→ **QUESTIONS**
**a.** Put this sentence from the text on Kynance Mews into Spanish: "The arches were built c. 1860 to a design by Thomas Cundy III."
**b.** According to the text on Kynance Mews, how many homes make up the mews?
**c.** Extend the text on Kynance Mews, picking up right after its final sentence.

→ **TEXT PROVIDED**
★ ★ ★ ★ ★ ★ ★

Listed Building – Grade II
- Official name: Entrance arch from Gloucester Road
- Designated: 6 August 1973
- Reference no.: 1266548

Listed Building – Grade II
- Official name: East entrance arch from Launceston Place
- Designated: 6 August 1973
- Reference no.: 1225050

Listed Building – Grade II
- Official name: West entrance arch from Launceston Place
- Designated: 6 August 1973
- Reference no.: 1225051

= Kynance Mews =

Mews street in South Kensington, London

Kynance Mews is a mews street in South Kensington district of the Royal Borough of Kensington and Chelsea in London, SW7. The mews consists of 33 residential properties on a setted road that passes from Gloucester Road on the east, before being bisected by Launceston Place, with the western end of the mews ending in a cul-de-sac. The entrances to the mews pass through three arches, each listed Grade II on the National Heritage List for England. The arches were built c. 1860 to a design by Thomas Cundy III.

David Tucker in his 2009 book London Walks: London Stories wrote that Kensington is home to the "prettiest and most unusual" mews, and that Kynance Mews was the mews for those who want "sheer rustic rose-petal-perfect-pretty". In their 1982 book The Mews of London, Barbara Rosen and Wolfgang Zuckermann wrote that upon entering the western end of the mews from Launceston Place, "one can easily forget London and imagine oneself in a village deep in the English countryside". The mews is a popular place for Instagram photographs; having been described as "Insta-famous" and has been listed as one of the most "instagrammable" places to photograph wisteria in London by the Evening Standard.

★ ★ ★ ★ ★ ★ ★

Document understanding data:

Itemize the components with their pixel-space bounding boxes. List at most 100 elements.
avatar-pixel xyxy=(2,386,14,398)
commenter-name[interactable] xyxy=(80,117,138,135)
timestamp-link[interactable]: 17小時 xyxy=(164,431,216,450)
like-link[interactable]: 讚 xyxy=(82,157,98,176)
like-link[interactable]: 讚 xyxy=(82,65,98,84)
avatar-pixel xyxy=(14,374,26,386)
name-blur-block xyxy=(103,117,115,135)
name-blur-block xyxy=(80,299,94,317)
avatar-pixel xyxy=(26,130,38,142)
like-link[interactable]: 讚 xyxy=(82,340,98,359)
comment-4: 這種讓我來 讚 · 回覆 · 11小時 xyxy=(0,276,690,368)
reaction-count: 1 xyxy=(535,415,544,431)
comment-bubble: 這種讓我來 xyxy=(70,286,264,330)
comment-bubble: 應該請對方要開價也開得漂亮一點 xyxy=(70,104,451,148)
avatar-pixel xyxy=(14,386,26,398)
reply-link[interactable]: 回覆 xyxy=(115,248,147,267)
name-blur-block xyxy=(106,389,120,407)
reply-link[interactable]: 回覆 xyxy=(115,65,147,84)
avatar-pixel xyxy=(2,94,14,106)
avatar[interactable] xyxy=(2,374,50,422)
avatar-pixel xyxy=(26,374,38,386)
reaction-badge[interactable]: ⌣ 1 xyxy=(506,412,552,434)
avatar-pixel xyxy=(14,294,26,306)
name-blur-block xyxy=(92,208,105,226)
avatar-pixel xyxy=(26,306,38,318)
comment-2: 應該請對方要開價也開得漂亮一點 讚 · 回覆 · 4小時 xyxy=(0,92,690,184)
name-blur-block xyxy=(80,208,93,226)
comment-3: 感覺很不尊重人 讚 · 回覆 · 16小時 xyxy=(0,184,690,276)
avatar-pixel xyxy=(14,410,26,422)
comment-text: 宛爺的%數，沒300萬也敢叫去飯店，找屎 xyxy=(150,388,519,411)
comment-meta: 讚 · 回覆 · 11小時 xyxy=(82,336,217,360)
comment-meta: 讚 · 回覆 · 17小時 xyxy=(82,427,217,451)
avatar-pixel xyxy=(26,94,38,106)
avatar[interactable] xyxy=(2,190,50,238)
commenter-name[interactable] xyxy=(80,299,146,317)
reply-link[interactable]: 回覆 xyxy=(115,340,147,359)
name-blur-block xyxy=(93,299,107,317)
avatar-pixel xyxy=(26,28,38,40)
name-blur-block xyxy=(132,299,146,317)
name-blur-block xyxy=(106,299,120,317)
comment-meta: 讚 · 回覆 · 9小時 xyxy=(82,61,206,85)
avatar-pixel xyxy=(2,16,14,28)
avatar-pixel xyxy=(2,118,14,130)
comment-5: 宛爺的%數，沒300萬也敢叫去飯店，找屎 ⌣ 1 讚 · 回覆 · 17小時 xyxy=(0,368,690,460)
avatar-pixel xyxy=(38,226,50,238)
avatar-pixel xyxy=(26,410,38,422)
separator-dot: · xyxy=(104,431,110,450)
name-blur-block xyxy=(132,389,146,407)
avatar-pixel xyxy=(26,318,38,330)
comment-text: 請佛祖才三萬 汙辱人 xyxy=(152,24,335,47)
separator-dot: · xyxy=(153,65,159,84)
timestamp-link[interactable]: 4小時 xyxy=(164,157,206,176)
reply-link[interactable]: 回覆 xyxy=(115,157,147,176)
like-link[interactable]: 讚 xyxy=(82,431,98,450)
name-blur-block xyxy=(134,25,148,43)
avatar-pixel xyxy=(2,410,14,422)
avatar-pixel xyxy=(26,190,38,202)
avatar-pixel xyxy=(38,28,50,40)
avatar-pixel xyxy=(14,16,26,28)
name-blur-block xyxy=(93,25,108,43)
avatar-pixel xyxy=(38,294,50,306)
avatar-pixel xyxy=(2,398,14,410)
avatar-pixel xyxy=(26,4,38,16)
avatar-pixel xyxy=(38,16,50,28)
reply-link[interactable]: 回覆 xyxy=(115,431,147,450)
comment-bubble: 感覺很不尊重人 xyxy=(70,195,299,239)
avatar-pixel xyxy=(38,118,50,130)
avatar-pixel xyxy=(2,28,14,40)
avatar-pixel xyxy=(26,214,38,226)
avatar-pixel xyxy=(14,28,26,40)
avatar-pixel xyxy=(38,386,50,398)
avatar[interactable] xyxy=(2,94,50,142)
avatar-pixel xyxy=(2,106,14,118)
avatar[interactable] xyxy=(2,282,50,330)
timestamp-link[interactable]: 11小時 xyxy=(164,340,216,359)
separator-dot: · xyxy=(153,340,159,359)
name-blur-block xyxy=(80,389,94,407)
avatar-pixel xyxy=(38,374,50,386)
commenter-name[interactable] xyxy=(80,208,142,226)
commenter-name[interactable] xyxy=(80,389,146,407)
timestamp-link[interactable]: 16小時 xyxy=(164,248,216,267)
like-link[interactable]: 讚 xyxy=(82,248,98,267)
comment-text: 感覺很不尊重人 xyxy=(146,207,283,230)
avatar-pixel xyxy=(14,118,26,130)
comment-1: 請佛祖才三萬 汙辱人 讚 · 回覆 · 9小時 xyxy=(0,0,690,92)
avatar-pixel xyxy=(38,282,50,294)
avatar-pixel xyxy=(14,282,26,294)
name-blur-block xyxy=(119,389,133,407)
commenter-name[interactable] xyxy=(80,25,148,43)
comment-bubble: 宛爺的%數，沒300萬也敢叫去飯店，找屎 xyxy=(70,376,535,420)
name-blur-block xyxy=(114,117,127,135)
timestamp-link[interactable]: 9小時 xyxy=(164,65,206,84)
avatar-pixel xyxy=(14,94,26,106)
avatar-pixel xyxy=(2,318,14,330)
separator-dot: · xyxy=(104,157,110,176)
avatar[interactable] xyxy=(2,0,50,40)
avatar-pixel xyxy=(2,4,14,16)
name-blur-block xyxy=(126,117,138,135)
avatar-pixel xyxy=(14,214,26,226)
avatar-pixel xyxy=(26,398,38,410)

★ ★ ★ ★ ★ ★ ★

→ **ANSWERS IN ORDER**
**a.** Los arcos fueron construidos hacia 1860 según un diseño de Thomas Cundy III.

**b.** 33 residential properties.

**c.**
==Location==
Kynance Mews is located in London's Kensington district, bisected by Launceston Place. The Gloucester Road adjoins the east end of the east part of the mews. Part of the north wall of the western end backs onto the grounds of Christ Church on the corner of Victoria and Eldon Road, the church is accessible through a set of steps in the west end of the mews. The mews is part of the De Vere Conservation Area.

==History==
It was known as Cornwall Mews until 1924, having been built as stabling for the Cornwall Gardens development to the south by the builders Welchman and Gale between 1862 and 1879. The mews served as the stabling for Welchman and Gale's Cornwall Gardens development. The houses are two or three storeys in height.

Bruce Chatwin lived at No. 9 for a year from April 1969, and later shared the property with the antiques expert Oliver Hoare.

The freehold of a property "requiring modernisation" on Kynance Mews was listed for sale for £9,000 in 1969, with the rental price of a house listed at £40 per week in 1971. By August 1991 the freehold of the "largest house at the prettiest end of the mews" was listed at £325,000. The average price of a house on the mews was £2.3 million in 2018.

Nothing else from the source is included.